### SOURCE MATERIAL
::::::::::
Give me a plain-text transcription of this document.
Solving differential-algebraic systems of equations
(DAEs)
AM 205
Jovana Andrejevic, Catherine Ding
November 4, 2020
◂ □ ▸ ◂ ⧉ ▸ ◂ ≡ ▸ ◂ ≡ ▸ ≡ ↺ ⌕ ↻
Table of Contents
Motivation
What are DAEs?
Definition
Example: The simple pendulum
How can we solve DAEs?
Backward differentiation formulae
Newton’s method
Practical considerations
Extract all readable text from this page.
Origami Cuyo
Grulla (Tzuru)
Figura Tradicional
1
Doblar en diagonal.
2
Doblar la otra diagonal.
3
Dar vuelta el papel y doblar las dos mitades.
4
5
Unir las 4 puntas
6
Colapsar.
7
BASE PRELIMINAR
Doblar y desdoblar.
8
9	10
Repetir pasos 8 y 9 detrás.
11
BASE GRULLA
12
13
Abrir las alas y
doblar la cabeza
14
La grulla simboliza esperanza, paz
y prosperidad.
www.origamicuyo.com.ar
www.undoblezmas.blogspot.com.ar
::::::::::
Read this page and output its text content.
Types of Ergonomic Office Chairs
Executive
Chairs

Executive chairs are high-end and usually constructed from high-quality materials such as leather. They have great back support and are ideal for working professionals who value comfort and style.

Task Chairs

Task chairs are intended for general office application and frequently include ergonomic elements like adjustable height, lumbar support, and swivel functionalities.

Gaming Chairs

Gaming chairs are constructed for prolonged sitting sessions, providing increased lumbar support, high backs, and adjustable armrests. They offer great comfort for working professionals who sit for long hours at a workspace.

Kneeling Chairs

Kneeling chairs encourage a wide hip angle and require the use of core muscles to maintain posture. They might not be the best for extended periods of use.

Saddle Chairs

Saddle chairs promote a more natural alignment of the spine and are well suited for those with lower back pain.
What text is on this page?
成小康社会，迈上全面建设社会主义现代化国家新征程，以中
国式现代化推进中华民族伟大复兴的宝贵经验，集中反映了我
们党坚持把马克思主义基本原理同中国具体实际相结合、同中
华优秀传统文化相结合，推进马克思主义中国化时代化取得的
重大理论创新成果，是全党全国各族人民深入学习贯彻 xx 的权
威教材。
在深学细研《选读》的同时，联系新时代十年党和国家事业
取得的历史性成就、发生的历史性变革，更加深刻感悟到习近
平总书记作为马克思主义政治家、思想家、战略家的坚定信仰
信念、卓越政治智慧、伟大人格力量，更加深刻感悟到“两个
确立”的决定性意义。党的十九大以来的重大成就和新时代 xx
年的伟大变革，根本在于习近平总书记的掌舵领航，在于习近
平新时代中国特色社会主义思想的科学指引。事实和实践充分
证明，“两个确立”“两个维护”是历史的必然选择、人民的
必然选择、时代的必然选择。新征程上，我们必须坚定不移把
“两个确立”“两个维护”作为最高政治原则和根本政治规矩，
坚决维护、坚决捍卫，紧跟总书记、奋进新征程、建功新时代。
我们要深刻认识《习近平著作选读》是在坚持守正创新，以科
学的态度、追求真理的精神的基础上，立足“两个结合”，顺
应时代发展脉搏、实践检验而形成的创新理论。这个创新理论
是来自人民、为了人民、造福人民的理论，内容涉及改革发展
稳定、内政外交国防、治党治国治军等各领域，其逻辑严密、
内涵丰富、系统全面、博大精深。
::::::::::
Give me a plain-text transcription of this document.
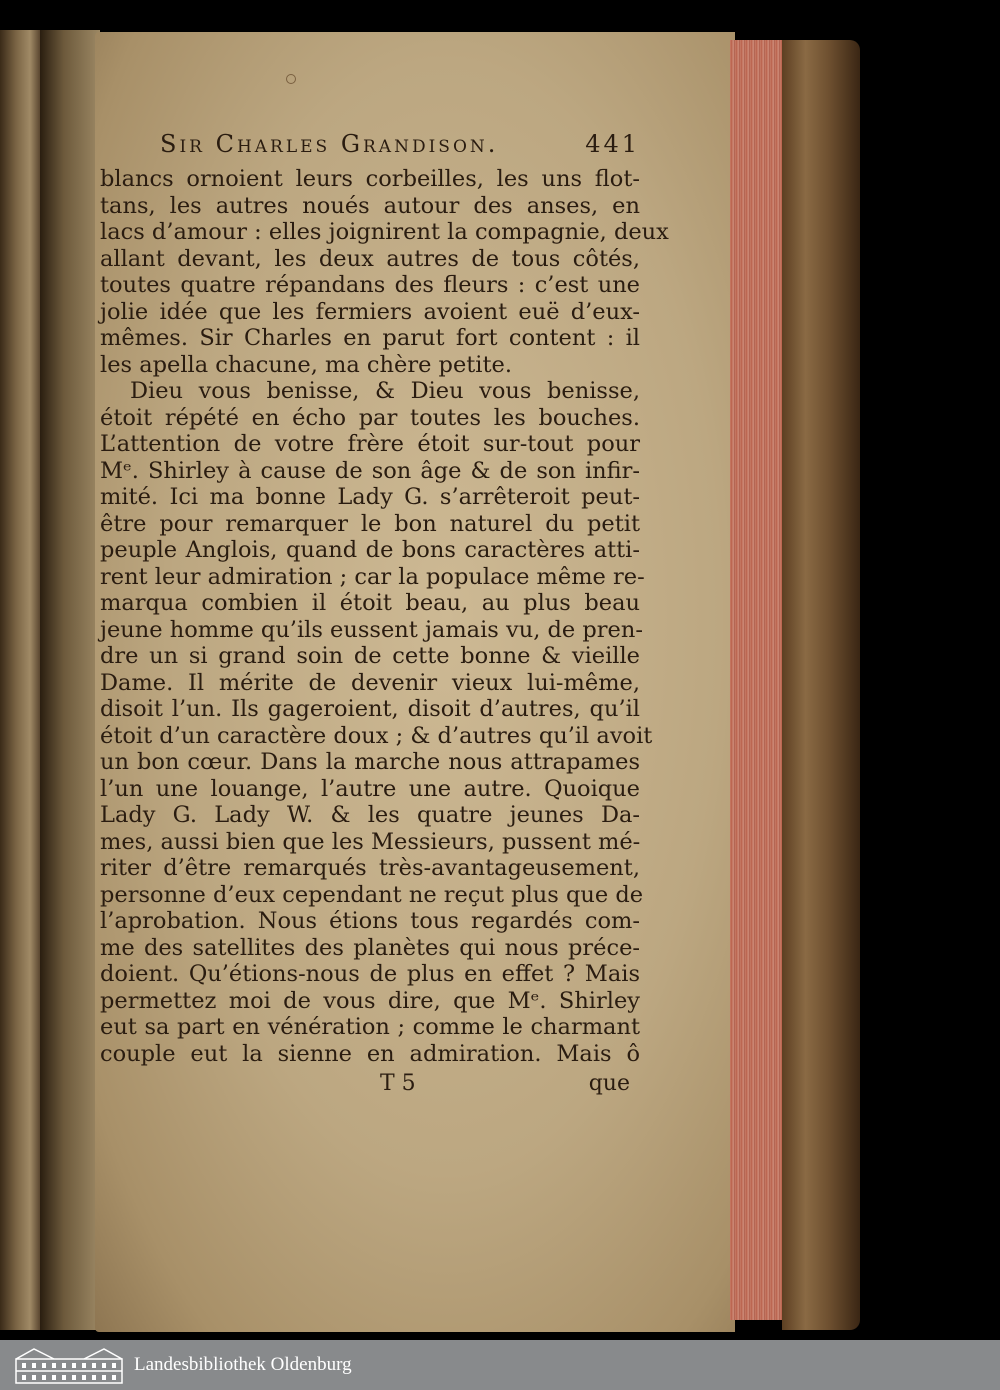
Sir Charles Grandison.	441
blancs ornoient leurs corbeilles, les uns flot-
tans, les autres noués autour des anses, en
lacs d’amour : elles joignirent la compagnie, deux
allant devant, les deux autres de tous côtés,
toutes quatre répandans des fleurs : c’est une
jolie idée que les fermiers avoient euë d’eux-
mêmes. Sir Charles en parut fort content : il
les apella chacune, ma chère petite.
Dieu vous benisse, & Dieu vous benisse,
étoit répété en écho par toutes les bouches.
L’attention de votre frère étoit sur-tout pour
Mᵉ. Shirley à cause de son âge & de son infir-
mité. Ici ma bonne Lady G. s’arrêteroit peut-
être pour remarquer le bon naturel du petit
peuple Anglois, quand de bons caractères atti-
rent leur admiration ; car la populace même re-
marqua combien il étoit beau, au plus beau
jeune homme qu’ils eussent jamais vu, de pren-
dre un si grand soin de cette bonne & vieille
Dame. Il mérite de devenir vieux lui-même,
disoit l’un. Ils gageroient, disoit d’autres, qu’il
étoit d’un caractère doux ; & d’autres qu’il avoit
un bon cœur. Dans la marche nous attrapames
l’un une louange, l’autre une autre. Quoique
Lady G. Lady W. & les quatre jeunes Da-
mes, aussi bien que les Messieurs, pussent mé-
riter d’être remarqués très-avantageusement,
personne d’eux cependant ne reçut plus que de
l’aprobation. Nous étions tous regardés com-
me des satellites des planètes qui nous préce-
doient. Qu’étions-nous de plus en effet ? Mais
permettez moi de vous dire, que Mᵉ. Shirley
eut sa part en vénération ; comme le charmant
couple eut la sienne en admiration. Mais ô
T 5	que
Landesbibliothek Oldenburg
::::::::::
### TASK BRIEF
From the entries above, copy each line holding "text".

### ANSWER TO THE TASK
Give me a plain-text transcription of this document.
Extract all readable text from this page.
Read this page and output its text content.
What text is on this page?
Give me a plain-text transcription of this document.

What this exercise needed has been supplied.